PROBLEM DESCRIPTION – Write out the listing below again, precisely as it is given.

>> Begin GIVEN INFORMATION

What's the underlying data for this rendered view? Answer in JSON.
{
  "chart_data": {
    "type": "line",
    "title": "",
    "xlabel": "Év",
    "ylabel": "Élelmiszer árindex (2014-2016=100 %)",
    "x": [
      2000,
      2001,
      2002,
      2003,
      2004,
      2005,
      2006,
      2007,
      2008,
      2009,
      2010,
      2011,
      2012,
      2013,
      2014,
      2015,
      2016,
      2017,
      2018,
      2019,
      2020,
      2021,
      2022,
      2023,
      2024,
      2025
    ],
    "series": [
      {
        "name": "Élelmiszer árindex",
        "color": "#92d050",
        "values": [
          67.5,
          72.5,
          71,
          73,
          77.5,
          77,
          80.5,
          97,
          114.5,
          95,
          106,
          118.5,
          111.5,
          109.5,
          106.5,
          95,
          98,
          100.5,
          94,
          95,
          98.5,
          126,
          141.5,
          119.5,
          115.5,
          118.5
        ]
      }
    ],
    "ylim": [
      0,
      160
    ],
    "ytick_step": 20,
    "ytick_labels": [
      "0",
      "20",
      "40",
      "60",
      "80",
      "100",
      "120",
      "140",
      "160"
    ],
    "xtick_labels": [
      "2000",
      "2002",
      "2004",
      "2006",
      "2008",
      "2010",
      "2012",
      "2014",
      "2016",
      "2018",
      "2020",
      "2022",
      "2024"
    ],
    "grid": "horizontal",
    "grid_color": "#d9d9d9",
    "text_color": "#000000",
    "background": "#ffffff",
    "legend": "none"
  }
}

>> End GIVEN INFORMATION

SOLUTION TO THIS EXERCISE –
What's the underlying data for this rendered view? Answer in JSON.
{
  "chart_data": {
    "type": "line",
    "title": "",
    "xlabel": "Év",
    "ylabel": "Élelmiszer árindex (2014-2016=100 %)",
    "x": [
      2000,
      2001,
      2002,
      2003,
      2004,
      2005,
      2006,
      2007,
      2008,
      2009,
      2010,
      2011,
      2012,
      2013,
      2014,
      2015,
      2016,
      2017,
      2018,
      2019,
      2020,
      2021,
      2022,
      2023,
      2024,
      2025
    ],
    "series": [
      {
        "name": "Élelmiszer árindex",
        "color": "#92d050",
        "values": [
          67.5,
          72.5,
          71,
          73,
          77.5,
          77,
          80.5,
          97,
          114.5,
          95,
          106,
          118.5,
          111.5,
          109.5,
          106.5,
          95,
          98,
          100.5,
          94,
          95,
          98.5,
          126,
          141.5,
          119.5,
          115.5,
          118.5
        ]
      }
    ],
    "ylim": [
      0,
      160
    ],
    "ytick_step": 20,
    "ytick_labels": [
      "0",
      "20",
      "40",
      "60",
      "80",
      "100",
      "120",
      "140",
      "160"
    ],
    "xtick_labels": [
      "2000",
      "2002",
      "2004",
      "2006",
      "2008",
      "2010",
      "2012",
      "2014",
      "2016",
      "2018",
      "2020",
      "2022",
      "2024"
    ],
    "grid": "horizontal",
    "grid_color": "#d9d9d9",
    "text_color": "#000000",
    "background": "#ffffff",
    "legend": "none"
  }
}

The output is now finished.